• The request: Rewrite the items from the line containing "For every button, label, input, icon, or" through the line containing "Decompose this screenshot", replacing "screenshot" with "screen capture" and leaving everything else unchanged.

• Data excerpts:
● ● ●
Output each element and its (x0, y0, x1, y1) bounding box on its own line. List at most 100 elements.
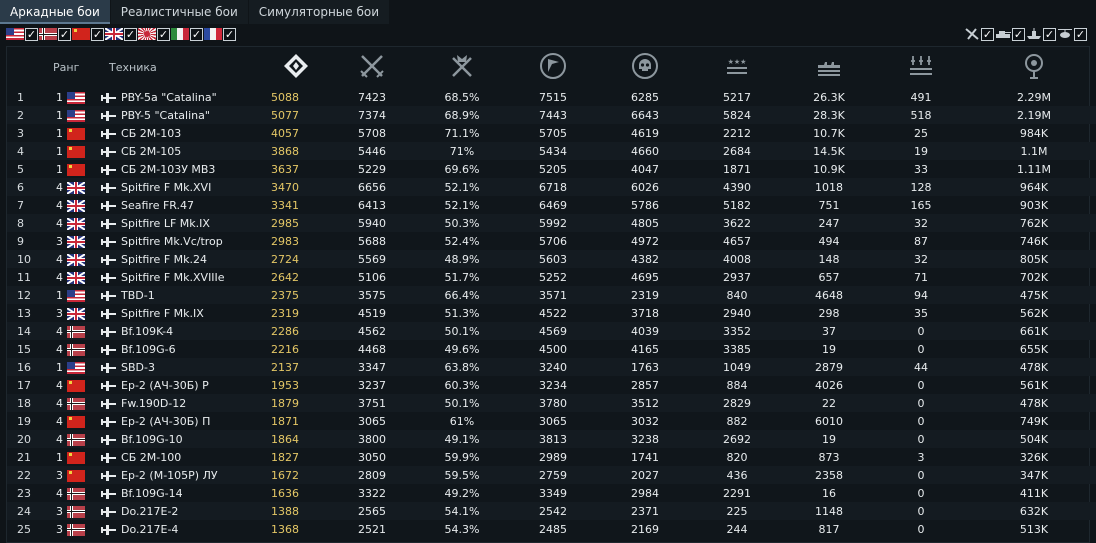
● ● ●
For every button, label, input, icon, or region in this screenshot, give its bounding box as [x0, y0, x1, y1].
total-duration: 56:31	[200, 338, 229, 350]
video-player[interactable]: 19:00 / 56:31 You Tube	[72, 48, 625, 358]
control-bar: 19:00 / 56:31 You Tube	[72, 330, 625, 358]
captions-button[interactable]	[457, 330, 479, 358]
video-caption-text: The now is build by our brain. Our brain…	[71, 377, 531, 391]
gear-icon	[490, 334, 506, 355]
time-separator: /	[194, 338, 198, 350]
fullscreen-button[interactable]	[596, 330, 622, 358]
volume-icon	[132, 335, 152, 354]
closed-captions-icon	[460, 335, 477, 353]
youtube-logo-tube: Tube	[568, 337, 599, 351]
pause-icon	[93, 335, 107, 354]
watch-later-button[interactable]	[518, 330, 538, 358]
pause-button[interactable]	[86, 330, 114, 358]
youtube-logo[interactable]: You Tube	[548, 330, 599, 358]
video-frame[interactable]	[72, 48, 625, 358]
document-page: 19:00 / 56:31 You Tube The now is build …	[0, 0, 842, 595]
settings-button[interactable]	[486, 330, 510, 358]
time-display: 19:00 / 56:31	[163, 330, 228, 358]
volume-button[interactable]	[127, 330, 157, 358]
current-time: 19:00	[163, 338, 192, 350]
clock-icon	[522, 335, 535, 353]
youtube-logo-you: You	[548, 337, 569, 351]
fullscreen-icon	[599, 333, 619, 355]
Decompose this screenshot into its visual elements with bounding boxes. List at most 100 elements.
● ● ●
• Correct result:
For every button, label, input, icon, or region in this screen capture, give its bounding box as [x0, y0, x1, y1].
total-duration: 56:31	[200, 338, 229, 350]
video-player[interactable]: 19:00 / 56:31 You Tube	[72, 48, 625, 358]
control-bar: 19:00 / 56:31 You Tube	[72, 330, 625, 358]
captions-button[interactable]	[457, 330, 479, 358]
video-caption-text: The now is build by our brain. Our brain…	[71, 377, 531, 391]
gear-icon	[490, 334, 506, 355]
time-separator: /	[194, 338, 198, 350]
fullscreen-button[interactable]	[596, 330, 622, 358]
volume-icon	[132, 335, 152, 354]
closed-captions-icon	[460, 335, 477, 353]
youtube-logo-tube: Tube	[568, 337, 599, 351]
pause-icon	[93, 335, 107, 354]
watch-later-button[interactable]	[518, 330, 538, 358]
pause-button[interactable]	[86, 330, 114, 358]
youtube-logo[interactable]: You Tube	[548, 330, 599, 358]
video-frame[interactable]	[72, 48, 625, 358]
document-page: 19:00 / 56:31 You Tube The now is build …	[0, 0, 842, 595]
settings-button[interactable]	[486, 330, 510, 358]
time-display: 19:00 / 56:31	[163, 330, 228, 358]
volume-button[interactable]	[127, 330, 157, 358]
current-time: 19:00	[163, 338, 192, 350]
clock-icon	[522, 335, 535, 353]
youtube-logo-you: You	[548, 337, 569, 351]
fullscreen-icon	[599, 333, 619, 355]
Decompose this screen capture into its visual elements with bounding boxes. List at most 100 elements.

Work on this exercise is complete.